Collection entries:
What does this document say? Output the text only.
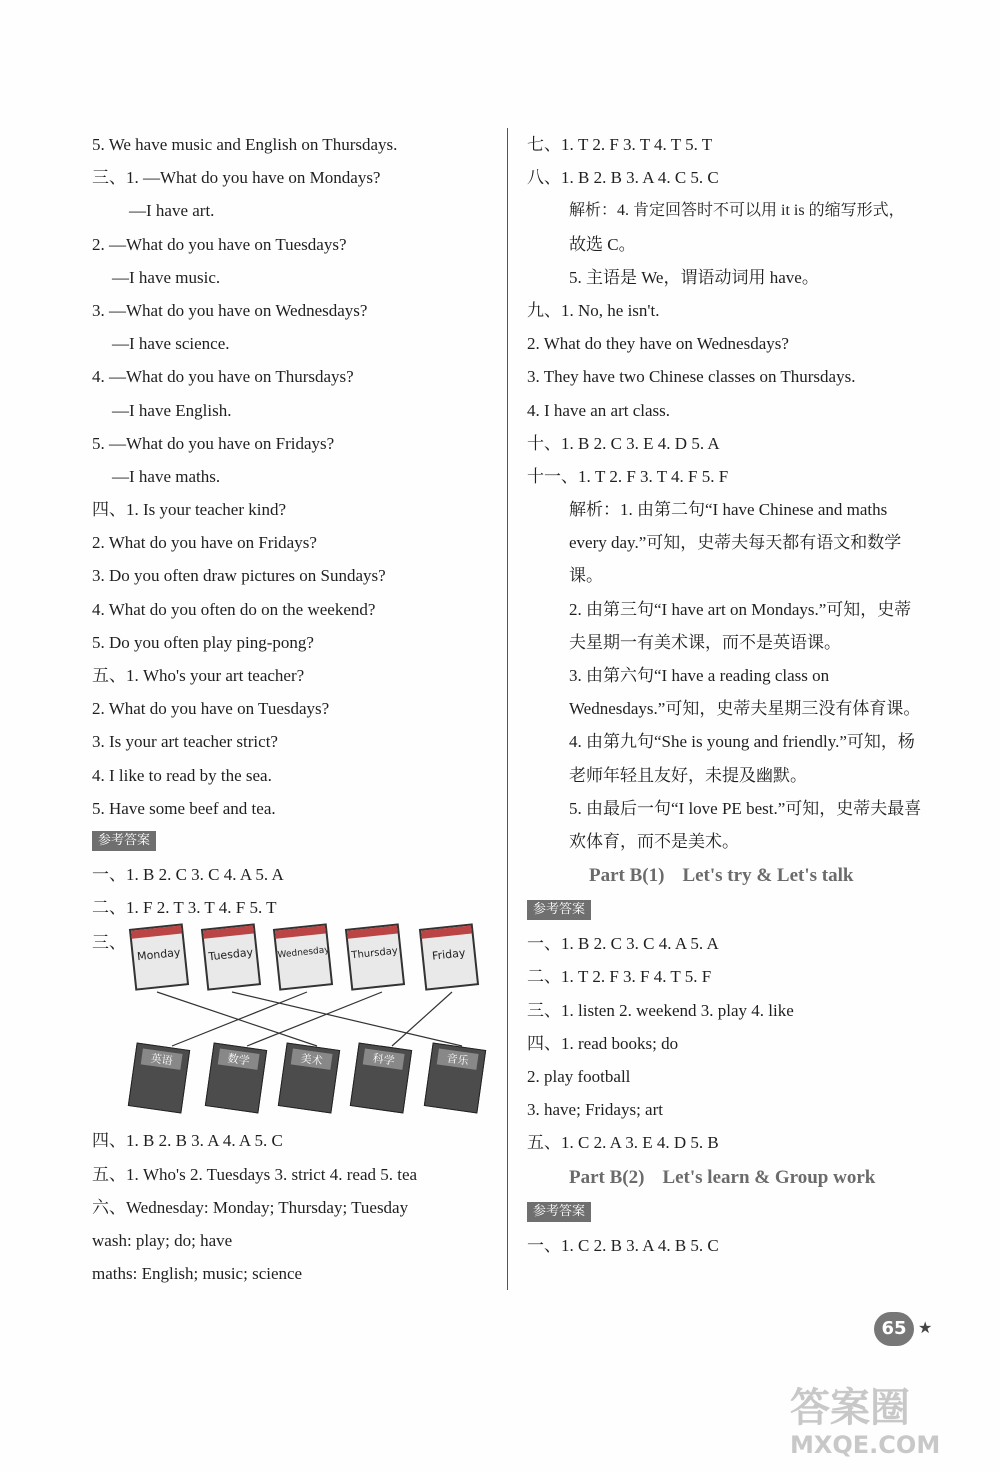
5. We have music and English on Thursdays.
三、1. —What do you have on Mondays?
—I have art.
2. —What do you have on Tuesdays?
—I have music.
3. —What do you have on Wednesdays?
—I have science.
4. —What do you have on Thursdays?
—I have English.
5. —What do you have on Fridays?
—I have maths.
四、1. Is your teacher kind?
2. What do you have on Fridays?
3. Do you often draw pictures on Sundays?
4. What do you often do on the weekend?
5. Do you often play ping-pong?
五、1. Who's your art teacher?
2. What do you have on Tuesdays?
3. Is your art teacher strict?
4. I like to read by the sea.
5. Have some beef and tea.
参考答案
一、1. B 2. C 3. C 4. A 5. A
二、1. F 2. T 3. T 4. F 5. T
三、
Monday Tuesday	Wednesday Thursday	Friday
英语	数学	美术	科学	音乐
四、1. B 2. B 3. A 4. A 5. C
五、1. Who's 2. Tuesdays 3. strict 4. read 5. tea
六、Wednesday: Monday; Thursday; Tuesday
wash: play; do; have
maths: English; music; science
七、1. T 2. F 3. T 4. T 5. T
八、1. B 2. B 3. A 4. C 5. C
解析：4. 肯定回答时不可以用 it is 的缩写形式，
故选 C。
5. 主语是 We，谓语动词用 have。
九、1. No, he isn't.
2. What do they have on Wednesdays?
3. They have two Chinese classes on Thursdays.
4. I have an art class.
十、1. B 2. C 3. E 4. D 5. A
十一、1. T 2. F 3. T 4. F 5. F
解析：1. 由第二句“I have Chinese and maths every day.”可知，史蒂夫每天都有语文和数学课。
2. 由第三句“I have art on Mondays.”可知，史蒂夫星期一有美术课，而不是英语课。
3. 由第六句“I have a reading class on Wednesdays.”可知，史蒂夫星期三没有体育课。
4. 由第九句“She is young and friendly.”可知，杨老师年轻且友好，未提及幽默。
5. 由最后一句“I love PE best.”可知，史蒂夫最喜欢体育，而不是美术。
Part B(1) Let's try & Let's talk
参考答案
一、1. B 2. C 3. C 4. A 5. A
二、1. T 2. F 3. F 4. T 5. F
三、1. listen 2. weekend 3. play 4. like
四、1. read books; do
2. play football
3. have; Fridays; art
五、1. C 2. A 3. E 4. D 5. B
Part B(2) Let's learn & Group work
参考答案
一、1. C 2. B 3. A 4. B 5. C
65 ★
答案圈
MXQE.COM
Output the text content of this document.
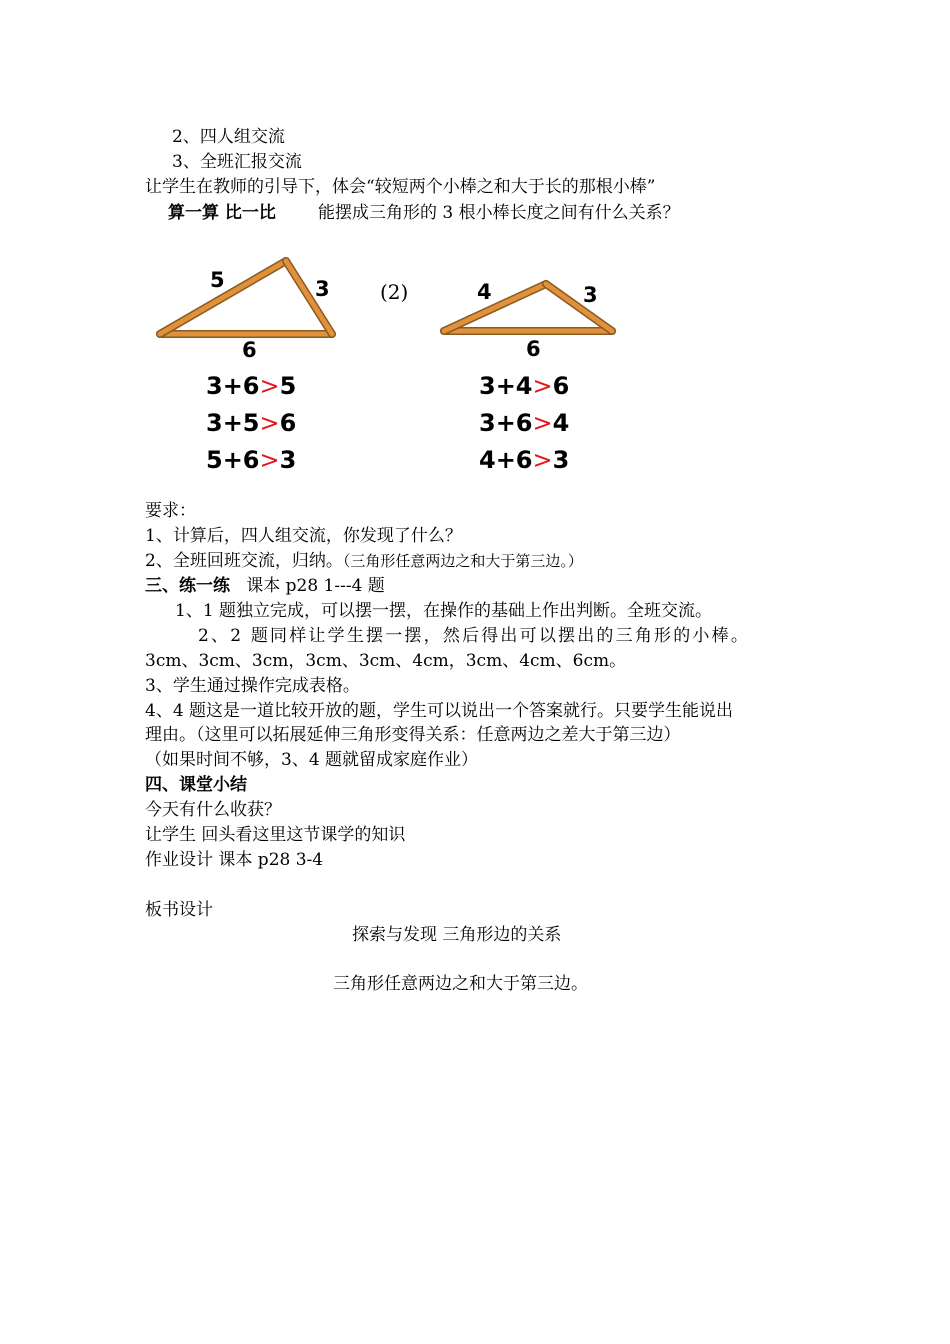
2、四人组交流
3、全班汇报交流
让学生在教师的引导下，体会“较短两个小棒之和大于长的那根小棒”
算一算 比一比 能摆成三角形的 3 根小棒长度之间有什么关系？
5	3
6
(2)	4	3
6
3+6>5
3+5>6
5+6>3
3+4>6
3+6>4
4+6>3
要求：
1、计算后，四人组交流，你发现了什么？
2、全班回班交流，归纳。（三角形任意两边之和大于第三边。）
三、练一练 课本 p28 1---4 题
1、1 题独立完成，可以摆一摆，在操作的基础上作出判断。全班交流。
2、2 题同样让学生摆一摆，然后得出可以摆出的三角形的小棒。
3cm、3cm、3cm，3cm、3cm、4cm，3cm、4cm、6cm。
3、学生通过操作完成表格。
4、4 题这是一道比较开放的题，学生可以说出一个答案就行。只要学生能说出
理由。（这里可以拓展延伸三角形变得关系：任意两边之差大于第三边）
（如果时间不够，3、4 题就留成家庭作业）
四、课堂小结
今天有什么收获？
让学生 回头看这里这节课学的知识
作业设计 课本 p28 3-4
板书设计
探索与发现 三角形边的关系
三角形任意两边之和大于第三边。
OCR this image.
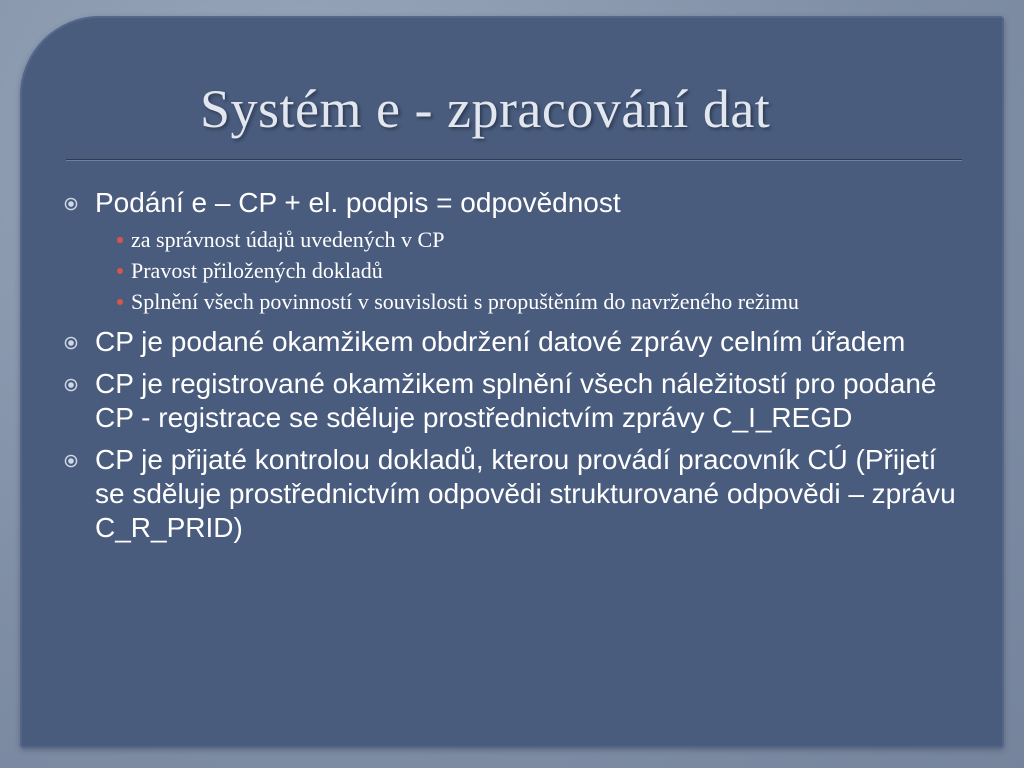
Systém e - zpracování dat
Podání e – CP + el. podpis = odpovědnost
za správnost údajů uvedených v CP
Pravost přiložených dokladů
Splnění všech povinností v souvislosti s propuštěním do navrženého režimu
CP je podané okamžikem obdržení datové zprávy celním úřadem
CP je registrované okamžikem splnění všech náležitostí pro podané CP - registrace se sděluje prostřednictvím zprávy C_I_REGD
CP je přijaté kontrolou dokladů, kterou provádí pracovník CÚ (Přijetí se sděluje prostřednictvím odpovědi strukturované odpovědi – zprávu C_R_PRID)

- DIRECTIVE:
Work out how many lines above contain the word "podané". Give only the number.

- EXERCISE SOLUTION:
2